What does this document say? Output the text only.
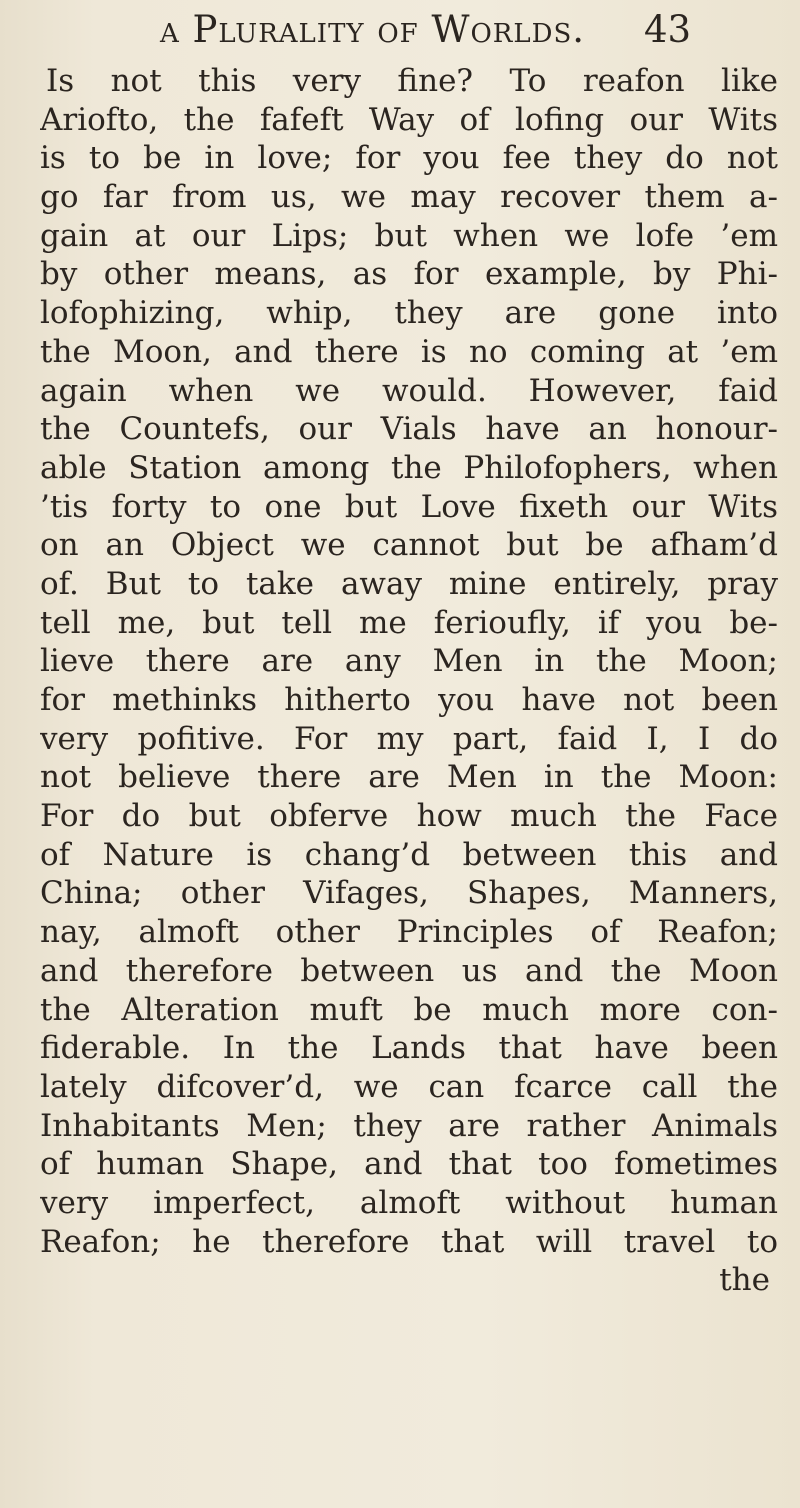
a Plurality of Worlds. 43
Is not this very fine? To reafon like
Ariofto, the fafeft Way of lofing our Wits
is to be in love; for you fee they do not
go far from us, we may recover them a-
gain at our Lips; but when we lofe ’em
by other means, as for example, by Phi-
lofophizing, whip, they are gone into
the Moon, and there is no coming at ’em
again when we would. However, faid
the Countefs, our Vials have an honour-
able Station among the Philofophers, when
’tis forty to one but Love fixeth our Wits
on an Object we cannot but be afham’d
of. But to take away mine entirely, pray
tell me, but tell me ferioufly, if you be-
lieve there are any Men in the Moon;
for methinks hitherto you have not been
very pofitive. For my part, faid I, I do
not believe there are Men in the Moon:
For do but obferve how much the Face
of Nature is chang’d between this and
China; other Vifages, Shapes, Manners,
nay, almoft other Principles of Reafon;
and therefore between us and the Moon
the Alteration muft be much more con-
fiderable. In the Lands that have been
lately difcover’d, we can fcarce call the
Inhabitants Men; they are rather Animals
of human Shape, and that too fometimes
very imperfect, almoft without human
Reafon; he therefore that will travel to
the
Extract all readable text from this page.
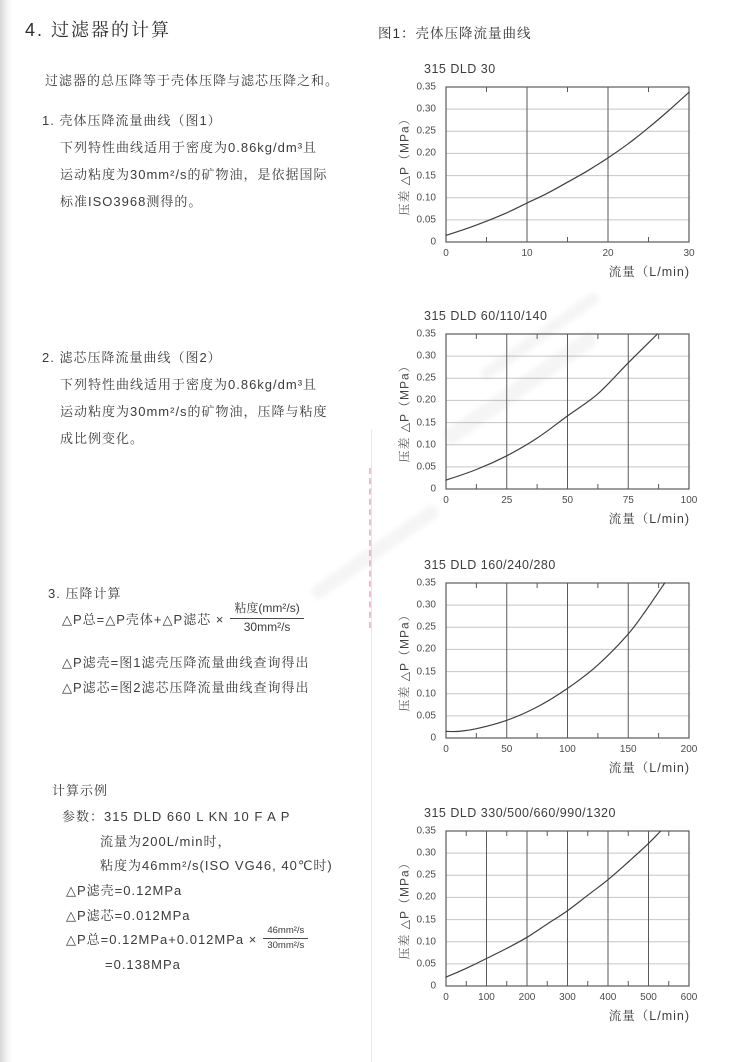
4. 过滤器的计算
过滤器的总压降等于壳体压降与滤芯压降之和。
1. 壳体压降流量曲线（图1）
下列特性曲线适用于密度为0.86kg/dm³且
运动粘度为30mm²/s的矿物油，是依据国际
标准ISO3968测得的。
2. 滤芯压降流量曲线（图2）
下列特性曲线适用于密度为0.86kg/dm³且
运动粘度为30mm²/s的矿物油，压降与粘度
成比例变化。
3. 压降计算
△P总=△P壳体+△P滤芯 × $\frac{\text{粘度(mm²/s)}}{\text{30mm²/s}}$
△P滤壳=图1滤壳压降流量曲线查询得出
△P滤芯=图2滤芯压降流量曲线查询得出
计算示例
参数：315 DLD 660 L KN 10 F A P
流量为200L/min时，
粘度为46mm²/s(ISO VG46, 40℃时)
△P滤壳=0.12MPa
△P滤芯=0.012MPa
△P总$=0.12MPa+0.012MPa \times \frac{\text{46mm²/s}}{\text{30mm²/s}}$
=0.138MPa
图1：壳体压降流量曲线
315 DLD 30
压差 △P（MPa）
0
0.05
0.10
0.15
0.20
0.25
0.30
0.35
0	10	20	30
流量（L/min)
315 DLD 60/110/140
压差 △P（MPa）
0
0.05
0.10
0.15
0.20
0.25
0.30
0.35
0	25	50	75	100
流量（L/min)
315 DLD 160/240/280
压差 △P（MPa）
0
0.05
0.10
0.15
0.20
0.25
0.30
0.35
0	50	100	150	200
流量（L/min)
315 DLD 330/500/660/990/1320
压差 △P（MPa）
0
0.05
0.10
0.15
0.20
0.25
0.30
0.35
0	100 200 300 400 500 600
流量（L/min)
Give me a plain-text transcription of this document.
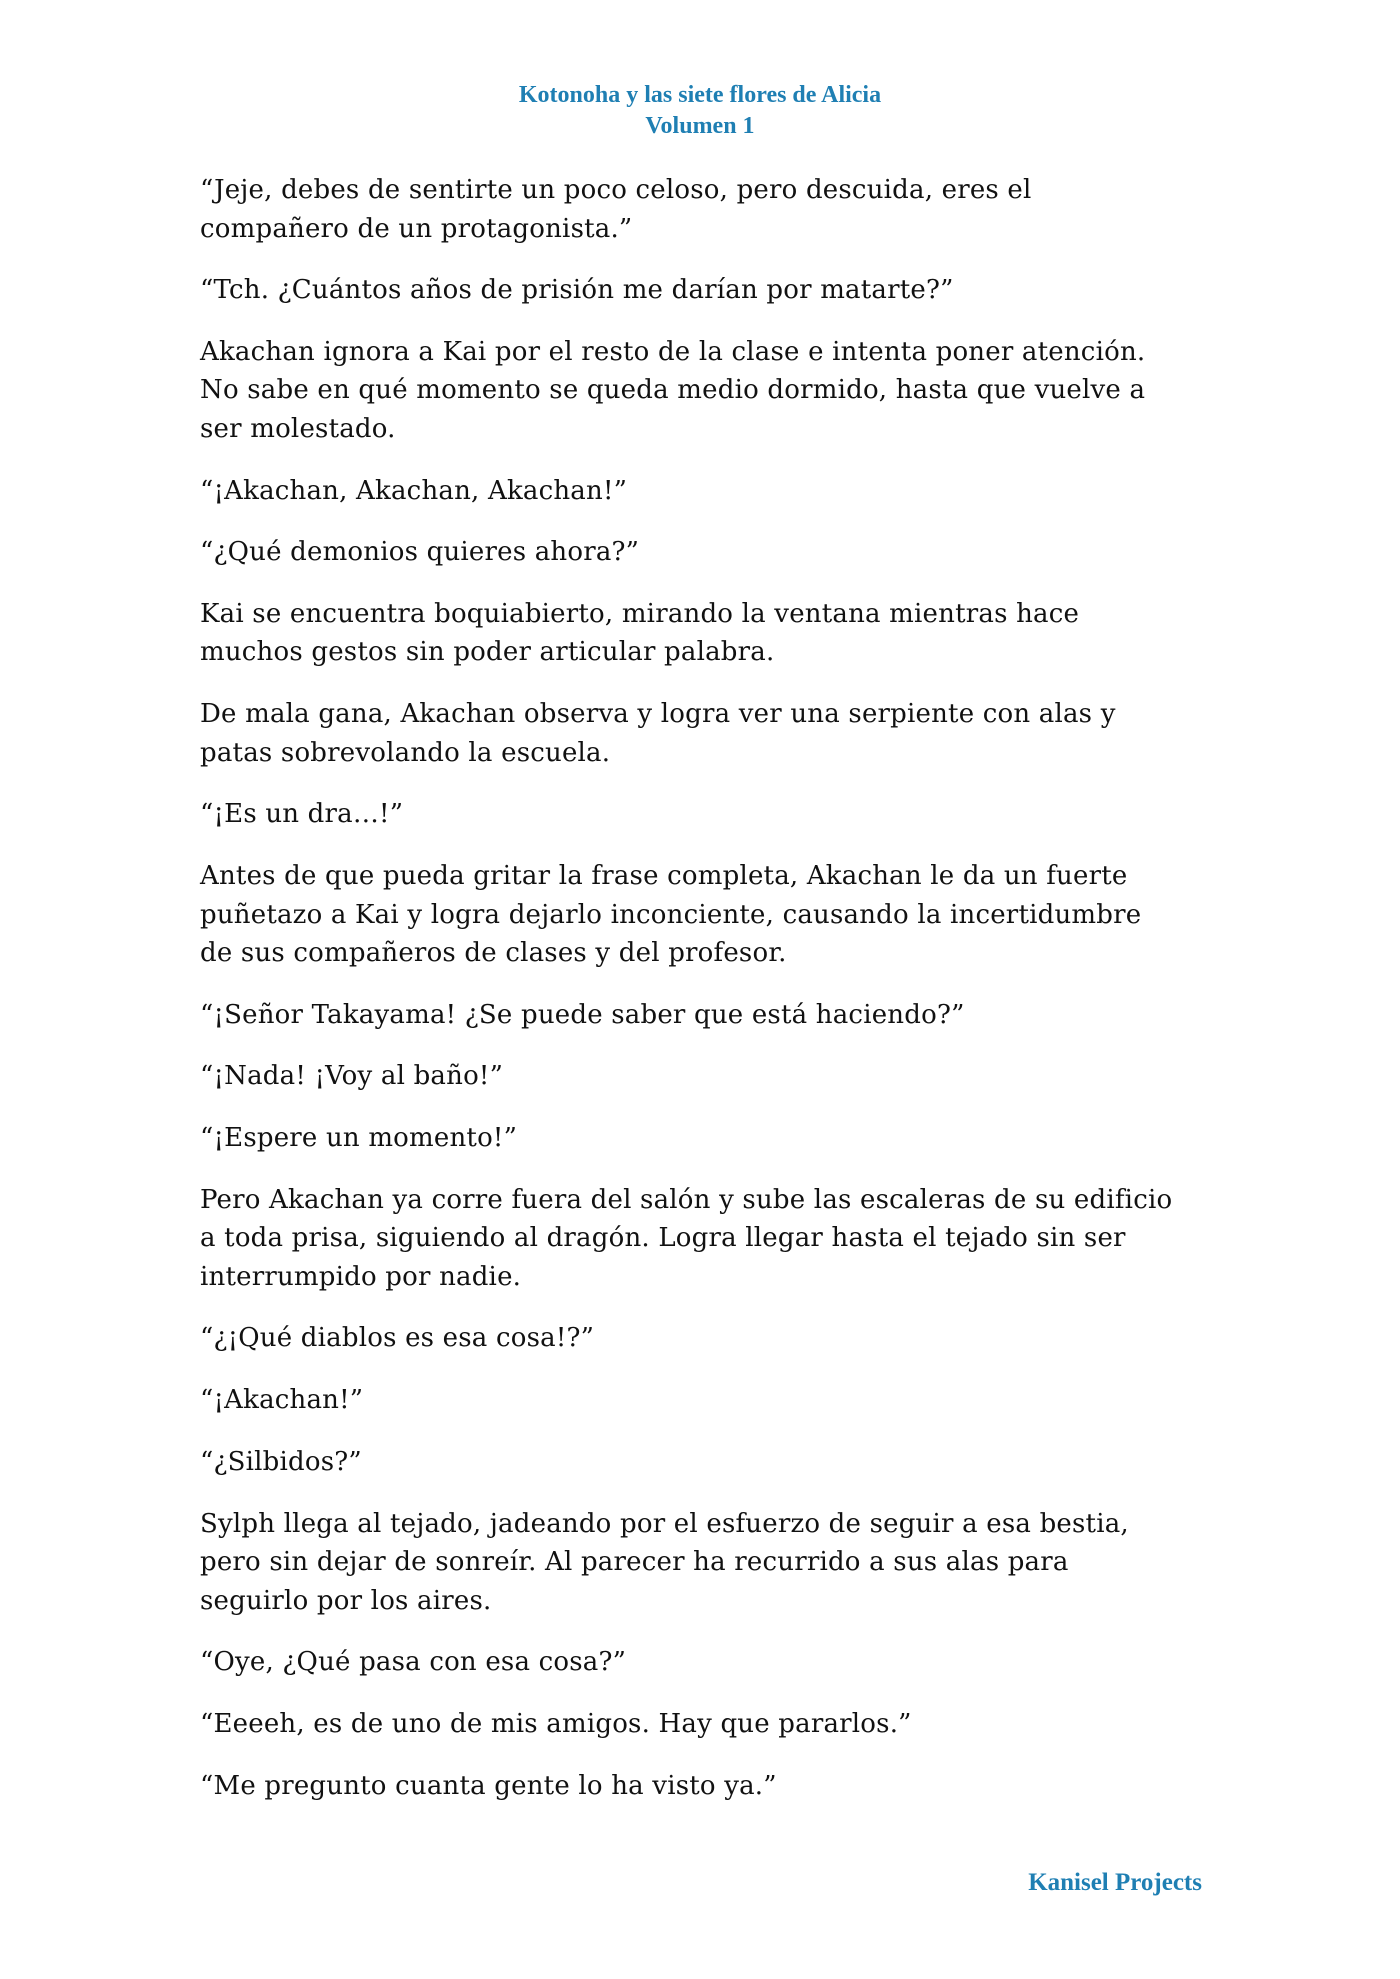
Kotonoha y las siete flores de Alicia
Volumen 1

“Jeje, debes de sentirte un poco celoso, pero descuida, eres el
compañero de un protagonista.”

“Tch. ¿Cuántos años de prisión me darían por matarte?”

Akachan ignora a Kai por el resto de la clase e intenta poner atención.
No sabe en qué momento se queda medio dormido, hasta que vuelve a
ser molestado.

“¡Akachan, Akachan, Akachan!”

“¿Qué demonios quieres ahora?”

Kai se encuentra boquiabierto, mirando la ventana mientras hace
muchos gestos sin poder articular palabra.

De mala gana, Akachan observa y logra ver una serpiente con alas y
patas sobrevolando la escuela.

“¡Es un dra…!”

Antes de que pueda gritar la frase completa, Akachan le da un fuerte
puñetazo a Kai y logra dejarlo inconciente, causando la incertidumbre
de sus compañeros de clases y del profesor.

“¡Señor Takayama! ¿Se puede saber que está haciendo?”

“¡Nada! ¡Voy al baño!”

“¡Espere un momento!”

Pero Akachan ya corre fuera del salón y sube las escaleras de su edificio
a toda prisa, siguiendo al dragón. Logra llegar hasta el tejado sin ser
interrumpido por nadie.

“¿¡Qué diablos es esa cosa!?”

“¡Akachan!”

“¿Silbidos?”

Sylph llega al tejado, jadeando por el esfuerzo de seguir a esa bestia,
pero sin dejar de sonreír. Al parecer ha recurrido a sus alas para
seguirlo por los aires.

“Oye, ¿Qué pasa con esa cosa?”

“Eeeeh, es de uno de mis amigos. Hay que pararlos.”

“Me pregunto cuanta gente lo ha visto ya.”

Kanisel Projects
* * *
> YOUR GOAL
Using the listing above, gather each line that holds the string "hasta" and copy it.

> FULL ANSWER
No sabe en qué momento se queda medio dormido, hasta que vuelve a
a toda prisa, siguiendo al dragón. Logra llegar hasta el tejado sin ser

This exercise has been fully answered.